* Data provided
%%

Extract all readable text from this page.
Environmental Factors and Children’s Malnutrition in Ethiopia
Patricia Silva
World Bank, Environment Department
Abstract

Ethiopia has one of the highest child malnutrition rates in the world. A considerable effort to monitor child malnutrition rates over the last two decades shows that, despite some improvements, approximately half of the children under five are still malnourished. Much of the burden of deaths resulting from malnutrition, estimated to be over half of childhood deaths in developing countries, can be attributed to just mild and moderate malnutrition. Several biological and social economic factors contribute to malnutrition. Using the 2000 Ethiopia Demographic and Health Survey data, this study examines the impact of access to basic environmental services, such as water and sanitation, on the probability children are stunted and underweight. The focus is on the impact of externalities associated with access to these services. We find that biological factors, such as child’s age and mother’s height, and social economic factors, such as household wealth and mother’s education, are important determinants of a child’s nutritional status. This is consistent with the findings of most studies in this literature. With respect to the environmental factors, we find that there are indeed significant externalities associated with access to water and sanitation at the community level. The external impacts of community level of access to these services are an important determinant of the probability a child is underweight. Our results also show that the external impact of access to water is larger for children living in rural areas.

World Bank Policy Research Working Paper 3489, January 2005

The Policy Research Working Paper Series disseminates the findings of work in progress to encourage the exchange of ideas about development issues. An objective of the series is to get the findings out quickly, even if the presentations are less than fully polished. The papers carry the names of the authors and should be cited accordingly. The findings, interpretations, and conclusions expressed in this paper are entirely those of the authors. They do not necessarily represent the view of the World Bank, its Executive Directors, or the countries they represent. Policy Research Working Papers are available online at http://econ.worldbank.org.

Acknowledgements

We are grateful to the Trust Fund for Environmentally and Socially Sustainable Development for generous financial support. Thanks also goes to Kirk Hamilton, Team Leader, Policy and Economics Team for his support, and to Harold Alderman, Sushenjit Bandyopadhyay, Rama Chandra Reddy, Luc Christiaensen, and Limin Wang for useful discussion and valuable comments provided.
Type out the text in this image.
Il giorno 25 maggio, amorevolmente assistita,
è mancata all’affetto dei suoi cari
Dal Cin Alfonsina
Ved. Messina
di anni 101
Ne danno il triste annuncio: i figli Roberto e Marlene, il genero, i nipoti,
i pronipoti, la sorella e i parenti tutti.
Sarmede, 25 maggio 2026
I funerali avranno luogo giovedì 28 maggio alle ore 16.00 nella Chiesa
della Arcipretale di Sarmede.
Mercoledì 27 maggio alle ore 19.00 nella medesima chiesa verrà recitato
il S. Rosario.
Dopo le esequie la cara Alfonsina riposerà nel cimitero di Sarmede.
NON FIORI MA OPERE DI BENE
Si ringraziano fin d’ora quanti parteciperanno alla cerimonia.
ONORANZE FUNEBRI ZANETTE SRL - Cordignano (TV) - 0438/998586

%%

* Problem to work on
Using the listing above, locate the lines that hold "nella" and copy each one.

* Task solution
I funerali avranno luogo giovedì 28 maggio alle ore 16.00 nella Chiesa
Mercoledì 27 maggio alle ore 19.00 nella medesima chiesa verrà recitato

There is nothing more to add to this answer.